▶ [Your goal]: Transcribe the records exactly. Pictures do not belong in the transcription.

++++ Data provided ++++

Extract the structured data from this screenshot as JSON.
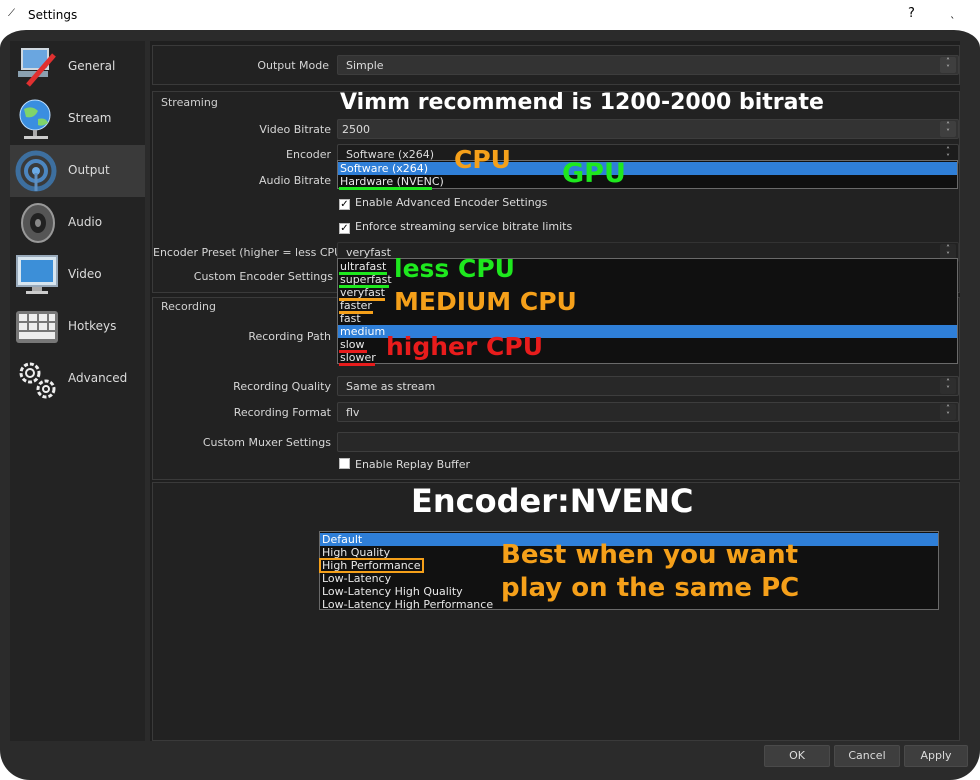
{
  "window": {
    "title": "Settings",
    "help": "?",
    "close": "ˎ"
  },
  "sidebar": {
    "items": [
      {
        "label": "General",
        "icon": "general-icon"
      },
      {
        "label": "Stream",
        "icon": "globe-icon"
      },
      {
        "label": "Output",
        "icon": "broadcast-icon"
      },
      {
        "label": "Audio",
        "icon": "speaker-icon"
      },
      {
        "label": "Video",
        "icon": "monitor-icon"
      },
      {
        "label": "Hotkeys",
        "icon": "keyboard-icon"
      },
      {
        "label": "Advanced",
        "icon": "gears-icon"
      }
    ],
    "active": "Output"
  },
  "output": {
    "mode_label": "Output Mode",
    "mode_value": "Simple",
    "streaming": {
      "group_title": "Streaming",
      "video_bitrate_label": "Video Bitrate",
      "video_bitrate_value": "2500",
      "encoder_label": "Encoder",
      "encoder_value": "Software (x264)",
      "encoder_options": [
        "Software (x264)",
        "Hardware (NVENC)"
      ],
      "audio_bitrate_label": "Audio Bitrate",
      "adv_encoder_label": "Enable Advanced Encoder Settings",
      "enforce_label": "Enforce streaming service bitrate limits",
      "preset_label": "Encoder Preset (higher = less CPU)",
      "preset_value": "veryfast",
      "preset_options": [
        "ultrafast",
        "superfast",
        "veryfast",
        "faster",
        "fast",
        "medium",
        "slow",
        "slower"
      ],
      "custom_label": "Custom Encoder Settings"
    },
    "recording": {
      "group_title": "Recording",
      "path_label": "Recording Path",
      "quality_label": "Recording Quality",
      "quality_value": "Same as stream",
      "format_label": "Recording Format",
      "format_value": "flv",
      "muxer_label": "Custom Muxer Settings",
      "replay_label": "Enable Replay Buffer"
    },
    "nvenc_presets": [
      "Default",
      "High Quality",
      "High Performance",
      "Low-Latency",
      "Low-Latency High Quality",
      "Low-Latency High Performance"
    ]
  },
  "annotations": {
    "bitrate_tip": "Vimm recommend is 1200-2000 bitrate",
    "cpu": "CPU",
    "gpu": "GPU",
    "less_cpu": "less CPU",
    "medium_cpu": "MEDIUM CPU",
    "higher_cpu": "higher CPU",
    "nvenc_title": "Encoder:NVENC",
    "best_line1": "Best when you want",
    "best_line2": "play on the same PC"
  },
  "buttons": {
    "ok": "OK",
    "cancel": "Cancel",
    "apply": "Apply"
  },
  "colors": {
    "green": "#1ee81e",
    "orange": "#f5a01a",
    "red": "#e81c1c",
    "selection": "#2f7fd8"
  }
}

++++

▶ [Full output]:
Extract the structured data from this screenshot as JSON.
{
  "window": {
    "title": "Settings",
    "help": "?",
    "close": "ˎ"
  },
  "sidebar": {
    "items": [
      {
        "label": "General",
        "icon": "general-icon"
      },
      {
        "label": "Stream",
        "icon": "globe-icon"
      },
      {
        "label": "Output",
        "icon": "broadcast-icon"
      },
      {
        "label": "Audio",
        "icon": "speaker-icon"
      },
      {
        "label": "Video",
        "icon": "monitor-icon"
      },
      {
        "label": "Hotkeys",
        "icon": "keyboard-icon"
      },
      {
        "label": "Advanced",
        "icon": "gears-icon"
      }
    ],
    "active": "Output"
  },
  "output": {
    "mode_label": "Output Mode",
    "mode_value": "Simple",
    "streaming": {
      "group_title": "Streaming",
      "video_bitrate_label": "Video Bitrate",
      "video_bitrate_value": "2500",
      "encoder_label": "Encoder",
      "encoder_value": "Software (x264)",
      "encoder_options": [
        "Software (x264)",
        "Hardware (NVENC)"
      ],
      "audio_bitrate_label": "Audio Bitrate",
      "adv_encoder_label": "Enable Advanced Encoder Settings",
      "enforce_label": "Enforce streaming service bitrate limits",
      "preset_label": "Encoder Preset (higher = less CPU)",
      "preset_value": "veryfast",
      "preset_options": [
        "ultrafast",
        "superfast",
        "veryfast",
        "faster",
        "fast",
        "medium",
        "slow",
        "slower"
      ],
      "custom_label": "Custom Encoder Settings"
    },
    "recording": {
      "group_title": "Recording",
      "path_label": "Recording Path",
      "quality_label": "Recording Quality",
      "quality_value": "Same as stream",
      "format_label": "Recording Format",
      "format_value": "flv",
      "muxer_label": "Custom Muxer Settings",
      "replay_label": "Enable Replay Buffer"
    },
    "nvenc_presets": [
      "Default",
      "High Quality",
      "High Performance",
      "Low-Latency",
      "Low-Latency High Quality",
      "Low-Latency High Performance"
    ]
  },
  "annotations": {
    "bitrate_tip": "Vimm recommend is 1200-2000 bitrate",
    "cpu": "CPU",
    "gpu": "GPU",
    "less_cpu": "less CPU",
    "medium_cpu": "MEDIUM CPU",
    "higher_cpu": "higher CPU",
    "nvenc_title": "Encoder:NVENC",
    "best_line1": "Best when you want",
    "best_line2": "play on the same PC"
  },
  "buttons": {
    "ok": "OK",
    "cancel": "Cancel",
    "apply": "Apply"
  },
  "colors": {
    "green": "#1ee81e",
    "orange": "#f5a01a",
    "red": "#e81c1c",
    "selection": "#2f7fd8"
  }
}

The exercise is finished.